-- What to work on --
Copy each line in the data that includes the word "brand".

-- Listing --
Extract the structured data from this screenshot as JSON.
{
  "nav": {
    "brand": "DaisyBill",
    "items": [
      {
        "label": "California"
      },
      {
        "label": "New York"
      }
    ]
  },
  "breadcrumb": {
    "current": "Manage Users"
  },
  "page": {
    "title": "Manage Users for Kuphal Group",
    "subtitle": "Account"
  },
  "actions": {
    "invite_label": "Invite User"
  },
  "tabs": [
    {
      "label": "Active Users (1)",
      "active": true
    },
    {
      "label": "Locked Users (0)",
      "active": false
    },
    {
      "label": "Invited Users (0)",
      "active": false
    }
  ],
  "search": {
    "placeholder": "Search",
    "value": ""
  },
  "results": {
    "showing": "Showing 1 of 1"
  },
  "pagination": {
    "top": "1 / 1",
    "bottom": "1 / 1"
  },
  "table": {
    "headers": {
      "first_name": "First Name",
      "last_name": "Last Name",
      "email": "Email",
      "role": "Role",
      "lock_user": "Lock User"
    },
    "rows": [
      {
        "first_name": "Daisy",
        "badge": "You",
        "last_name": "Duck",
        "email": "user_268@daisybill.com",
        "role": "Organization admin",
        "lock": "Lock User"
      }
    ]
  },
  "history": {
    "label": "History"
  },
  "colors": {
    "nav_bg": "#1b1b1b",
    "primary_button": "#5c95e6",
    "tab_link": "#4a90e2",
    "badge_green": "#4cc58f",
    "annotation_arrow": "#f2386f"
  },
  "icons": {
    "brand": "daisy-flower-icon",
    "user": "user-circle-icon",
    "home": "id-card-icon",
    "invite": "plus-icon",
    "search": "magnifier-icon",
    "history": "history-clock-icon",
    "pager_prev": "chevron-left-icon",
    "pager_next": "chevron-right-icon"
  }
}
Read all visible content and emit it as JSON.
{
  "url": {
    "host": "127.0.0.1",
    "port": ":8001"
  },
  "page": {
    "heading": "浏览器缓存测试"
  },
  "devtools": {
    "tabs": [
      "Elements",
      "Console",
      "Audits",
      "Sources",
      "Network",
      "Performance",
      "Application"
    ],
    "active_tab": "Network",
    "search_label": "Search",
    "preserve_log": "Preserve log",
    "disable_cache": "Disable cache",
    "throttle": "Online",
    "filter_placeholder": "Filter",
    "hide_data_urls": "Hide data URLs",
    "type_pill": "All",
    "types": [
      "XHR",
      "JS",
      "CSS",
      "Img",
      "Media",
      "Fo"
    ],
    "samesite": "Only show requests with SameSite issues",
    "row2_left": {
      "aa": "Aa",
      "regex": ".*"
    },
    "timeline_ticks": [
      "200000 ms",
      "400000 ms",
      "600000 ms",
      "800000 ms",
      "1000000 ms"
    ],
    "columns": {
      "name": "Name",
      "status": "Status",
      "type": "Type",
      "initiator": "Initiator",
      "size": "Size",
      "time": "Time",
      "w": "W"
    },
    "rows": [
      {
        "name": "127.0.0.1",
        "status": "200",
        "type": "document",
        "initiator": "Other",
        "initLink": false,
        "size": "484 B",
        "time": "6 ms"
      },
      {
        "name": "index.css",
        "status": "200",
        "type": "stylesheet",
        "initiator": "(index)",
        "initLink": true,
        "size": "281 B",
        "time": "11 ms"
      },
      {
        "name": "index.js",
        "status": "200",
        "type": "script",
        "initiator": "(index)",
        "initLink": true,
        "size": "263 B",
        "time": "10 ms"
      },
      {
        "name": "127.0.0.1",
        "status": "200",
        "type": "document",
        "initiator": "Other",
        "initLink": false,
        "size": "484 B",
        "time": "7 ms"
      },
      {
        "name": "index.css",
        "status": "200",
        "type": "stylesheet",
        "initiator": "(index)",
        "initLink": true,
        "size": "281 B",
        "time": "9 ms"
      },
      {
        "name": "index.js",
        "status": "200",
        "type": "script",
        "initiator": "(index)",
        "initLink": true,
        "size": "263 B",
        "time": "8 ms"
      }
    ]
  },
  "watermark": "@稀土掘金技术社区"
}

-- The answer --
    "brand": "DaisyBill",
    "brand": "daisy-flower-icon",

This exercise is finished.